▶ _What the task asks_
Extract the records below word for word and ignore the images.

▶ _Given data_
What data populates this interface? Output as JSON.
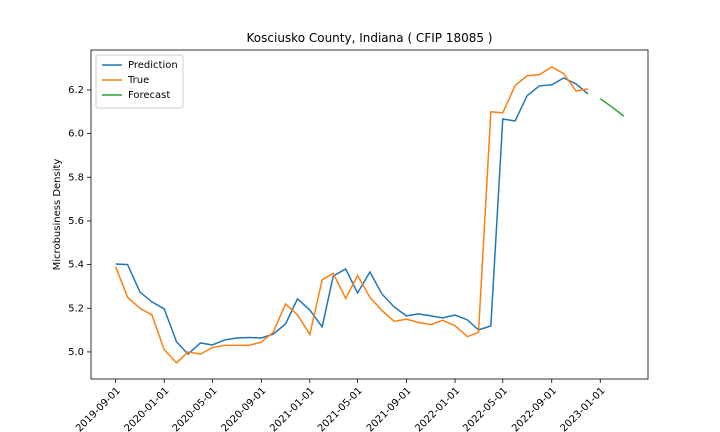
{
  "chart_data": {
    "type": "line",
    "title": "Kosciusko County, Indiana ( CFIP 18085 )",
    "ylabel": "Microbusiness Density",
    "series": [
      {
        "name": "Prediction",
        "color": "#1f77b4",
        "x": [
          "2019-09-01",
          "2019-10-01",
          "2019-11-01",
          "2019-12-01",
          "2020-01-01",
          "2020-02-01",
          "2020-03-01",
          "2020-04-01",
          "2020-05-01",
          "2020-06-01",
          "2020-07-01",
          "2020-08-01",
          "2020-09-01",
          "2020-10-01",
          "2020-11-01",
          "2020-12-01",
          "2021-01-01",
          "2021-02-01",
          "2021-03-01",
          "2021-04-01",
          "2021-05-01",
          "2021-06-01",
          "2021-07-01",
          "2021-08-01",
          "2021-09-01",
          "2021-10-01",
          "2021-11-01",
          "2021-12-01",
          "2022-01-01",
          "2022-02-01",
          "2022-03-01",
          "2022-04-01",
          "2022-05-01",
          "2022-06-01",
          "2022-07-01",
          "2022-08-01",
          "2022-09-01",
          "2022-10-01",
          "2022-11-01",
          "2022-12-01"
        ],
        "values": [
          5.403,
          5.4,
          5.275,
          5.229,
          5.197,
          5.046,
          4.99,
          5.041,
          5.032,
          5.055,
          5.064,
          5.066,
          5.064,
          5.082,
          5.128,
          5.243,
          5.192,
          5.115,
          5.348,
          5.38,
          5.27,
          5.366,
          5.266,
          5.206,
          5.165,
          5.174,
          5.165,
          5.156,
          5.169,
          5.147,
          5.101,
          5.119,
          6.067,
          6.058,
          6.173,
          6.219,
          6.223,
          6.255,
          6.228,
          6.182
        ]
      },
      {
        "name": "True",
        "color": "#ff7f0e",
        "x": [
          "2019-09-01",
          "2019-10-01",
          "2019-11-01",
          "2019-12-01",
          "2020-01-01",
          "2020-02-01",
          "2020-03-01",
          "2020-04-01",
          "2020-05-01",
          "2020-06-01",
          "2020-07-01",
          "2020-08-01",
          "2020-09-01",
          "2020-10-01",
          "2020-11-01",
          "2020-12-01",
          "2021-01-01",
          "2021-02-01",
          "2021-03-01",
          "2021-04-01",
          "2021-05-01",
          "2021-06-01",
          "2021-07-01",
          "2021-08-01",
          "2021-09-01",
          "2021-10-01",
          "2021-11-01",
          "2021-12-01",
          "2022-01-01",
          "2022-02-01",
          "2022-03-01",
          "2022-04-01",
          "2022-05-01",
          "2022-06-01",
          "2022-07-01",
          "2022-08-01",
          "2022-09-01",
          "2022-10-01",
          "2022-11-01",
          "2022-12-01"
        ],
        "values": [
          5.39,
          5.25,
          5.2,
          5.17,
          5.01,
          4.95,
          5.0,
          4.99,
          5.02,
          5.03,
          5.03,
          5.03,
          5.045,
          5.09,
          5.22,
          5.17,
          5.08,
          5.33,
          5.36,
          5.245,
          5.35,
          5.25,
          5.19,
          5.14,
          5.15,
          5.135,
          5.125,
          5.145,
          5.12,
          5.07,
          5.09,
          6.1,
          6.095,
          6.22,
          6.265,
          6.27,
          6.305,
          6.275,
          6.195,
          6.205
        ]
      },
      {
        "name": "Forecast",
        "color": "#2ca02c",
        "x": [
          "2023-01-01",
          "2023-02-01",
          "2023-03-01"
        ],
        "values": [
          6.16,
          6.12,
          6.08
        ]
      }
    ],
    "xlim": [
      "2019-07-01",
      "2023-05-01"
    ],
    "xticks": [
      "2019-09-01",
      "2020-01-01",
      "2020-05-01",
      "2020-09-01",
      "2021-01-01",
      "2021-05-01",
      "2021-09-01",
      "2022-01-01",
      "2022-05-01",
      "2022-09-01",
      "2023-01-01"
    ],
    "ylim": [
      4.876,
      6.383
    ],
    "yticks": [
      {
        "value": 5,
        "label": "5.0"
      },
      {
        "value": 5.2,
        "label": "5.2"
      },
      {
        "value": 5.4,
        "label": "5.4"
      },
      {
        "value": 5.6,
        "label": "5.6"
      },
      {
        "value": 5.8,
        "label": "5.8"
      },
      {
        "value": 6,
        "label": "6.0"
      },
      {
        "value": 6.2,
        "label": "6.2"
      }
    ],
    "legend": "upper left"
  }
}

▶ _The completed task_
What data populates this interface? Output as JSON.
{
  "chart_data": {
    "type": "line",
    "title": "Kosciusko County, Indiana ( CFIP 18085 )",
    "ylabel": "Microbusiness Density",
    "series": [
      {
        "name": "Prediction",
        "color": "#1f77b4",
        "x": [
          "2019-09-01",
          "2019-10-01",
          "2019-11-01",
          "2019-12-01",
          "2020-01-01",
          "2020-02-01",
          "2020-03-01",
          "2020-04-01",
          "2020-05-01",
          "2020-06-01",
          "2020-07-01",
          "2020-08-01",
          "2020-09-01",
          "2020-10-01",
          "2020-11-01",
          "2020-12-01",
          "2021-01-01",
          "2021-02-01",
          "2021-03-01",
          "2021-04-01",
          "2021-05-01",
          "2021-06-01",
          "2021-07-01",
          "2021-08-01",
          "2021-09-01",
          "2021-10-01",
          "2021-11-01",
          "2021-12-01",
          "2022-01-01",
          "2022-02-01",
          "2022-03-01",
          "2022-04-01",
          "2022-05-01",
          "2022-06-01",
          "2022-07-01",
          "2022-08-01",
          "2022-09-01",
          "2022-10-01",
          "2022-11-01",
          "2022-12-01"
        ],
        "values": [
          5.403,
          5.4,
          5.275,
          5.229,
          5.197,
          5.046,
          4.99,
          5.041,
          5.032,
          5.055,
          5.064,
          5.066,
          5.064,
          5.082,
          5.128,
          5.243,
          5.192,
          5.115,
          5.348,
          5.38,
          5.27,
          5.366,
          5.266,
          5.206,
          5.165,
          5.174,
          5.165,
          5.156,
          5.169,
          5.147,
          5.101,
          5.119,
          6.067,
          6.058,
          6.173,
          6.219,
          6.223,
          6.255,
          6.228,
          6.182
        ]
      },
      {
        "name": "True",
        "color": "#ff7f0e",
        "x": [
          "2019-09-01",
          "2019-10-01",
          "2019-11-01",
          "2019-12-01",
          "2020-01-01",
          "2020-02-01",
          "2020-03-01",
          "2020-04-01",
          "2020-05-01",
          "2020-06-01",
          "2020-07-01",
          "2020-08-01",
          "2020-09-01",
          "2020-10-01",
          "2020-11-01",
          "2020-12-01",
          "2021-01-01",
          "2021-02-01",
          "2021-03-01",
          "2021-04-01",
          "2021-05-01",
          "2021-06-01",
          "2021-07-01",
          "2021-08-01",
          "2021-09-01",
          "2021-10-01",
          "2021-11-01",
          "2021-12-01",
          "2022-01-01",
          "2022-02-01",
          "2022-03-01",
          "2022-04-01",
          "2022-05-01",
          "2022-06-01",
          "2022-07-01",
          "2022-08-01",
          "2022-09-01",
          "2022-10-01",
          "2022-11-01",
          "2022-12-01"
        ],
        "values": [
          5.39,
          5.25,
          5.2,
          5.17,
          5.01,
          4.95,
          5.0,
          4.99,
          5.02,
          5.03,
          5.03,
          5.03,
          5.045,
          5.09,
          5.22,
          5.17,
          5.08,
          5.33,
          5.36,
          5.245,
          5.35,
          5.25,
          5.19,
          5.14,
          5.15,
          5.135,
          5.125,
          5.145,
          5.12,
          5.07,
          5.09,
          6.1,
          6.095,
          6.22,
          6.265,
          6.27,
          6.305,
          6.275,
          6.195,
          6.205
        ]
      },
      {
        "name": "Forecast",
        "color": "#2ca02c",
        "x": [
          "2023-01-01",
          "2023-02-01",
          "2023-03-01"
        ],
        "values": [
          6.16,
          6.12,
          6.08
        ]
      }
    ],
    "xlim": [
      "2019-07-01",
      "2023-05-01"
    ],
    "xticks": [
      "2019-09-01",
      "2020-01-01",
      "2020-05-01",
      "2020-09-01",
      "2021-01-01",
      "2021-05-01",
      "2021-09-01",
      "2022-01-01",
      "2022-05-01",
      "2022-09-01",
      "2023-01-01"
    ],
    "ylim": [
      4.876,
      6.383
    ],
    "yticks": [
      {
        "value": 5,
        "label": "5.0"
      },
      {
        "value": 5.2,
        "label": "5.2"
      },
      {
        "value": 5.4,
        "label": "5.4"
      },
      {
        "value": 5.6,
        "label": "5.6"
      },
      {
        "value": 5.8,
        "label": "5.8"
      },
      {
        "value": 6,
        "label": "6.0"
      },
      {
        "value": 6.2,
        "label": "6.2"
      }
    ],
    "legend": "upper left"
  }
}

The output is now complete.